SHORT TASK -
Filter the data below for the string "Podemos" and copy each matching line.

DATA LINES -
>>>>>

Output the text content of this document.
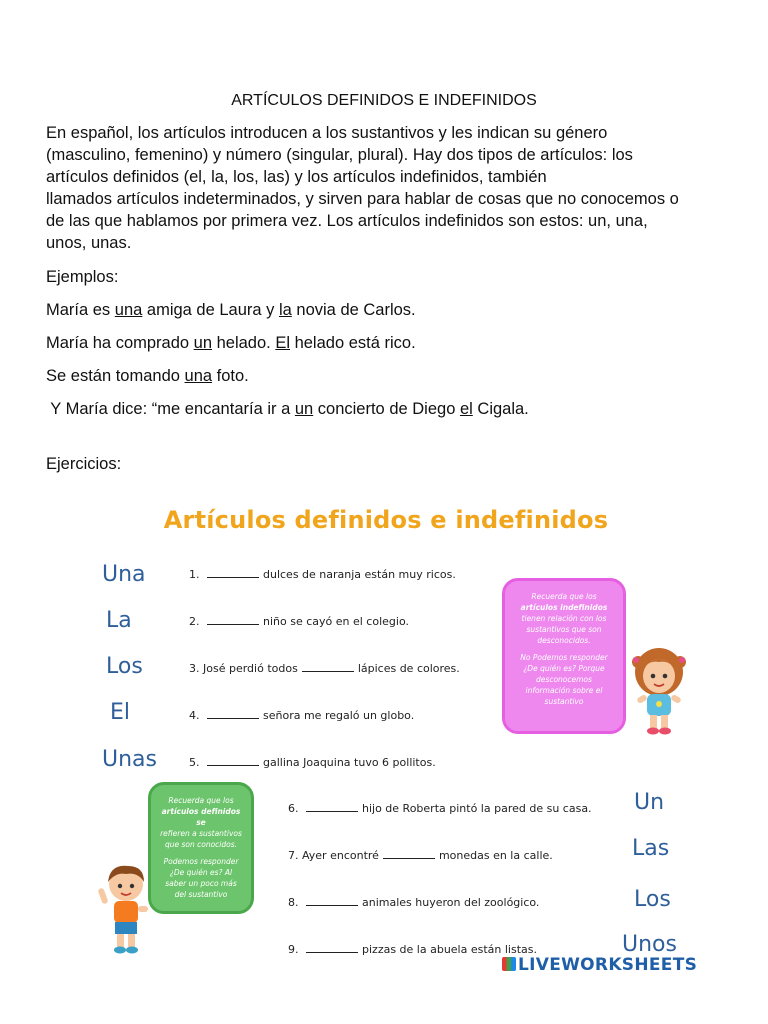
ARTÍCULOS DEFINIDOS E INDEFINIDOS
En español, los artículos introducen a los sustantivos y les indican su género
(masculino, femenino) y número (singular, plural). Hay dos tipos de artículos: los
artículos definidos (el, la, los, las) y los artículos indefinidos, también
llamados artículos indeterminados, y sirven para hablar de cosas que no conocemos o
de las que hablamos por primera vez. Los artículos indefinidos son estos: un, una,
unos, unas.
Ejemplos:
María es una amiga de Laura y la novia de Carlos.
María ha comprado un helado. El helado está rico.
Se están tomando una foto.
Y María dice: “me encantaría ir a un concierto de Diego el Cigala.
Ejercicios:
Artículos definidos e indefinidos
Una
La
Los
El
Unas
Un
Las
Los
Unos
1.	dulces de naranja están muy ricos.
2.	niño se cayó en el colegio.
3. José perdió todos	lápices de colores.
4.	señora me regaló un globo.
5.	gallina Joaquina tuvo 6 pollitos.
6.	hijo de Roberta pintó la pared de su casa.
7. Ayer encontré	monedas en la calle.
8.	animales huyeron del zoológico.
9.	pizzas de la abuela están listas.
Recuerda que los
artículos indefinidos
tienen relación con los
sustantivos que son
desconocidos.
No Podemos responder
¿De quién es? Porque
desconocemos
información sobre el
sustantivo
Recuerda que los
artículos definidos se
refieren a sustantivos
que son conocidos.
Podemos responder
¿De quién es? Al
saber un poco más
del sustantivo
LIVEWORKSHEETS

<<<<<

RESPONSE BELOW -
No Podemos responder
Podemos responder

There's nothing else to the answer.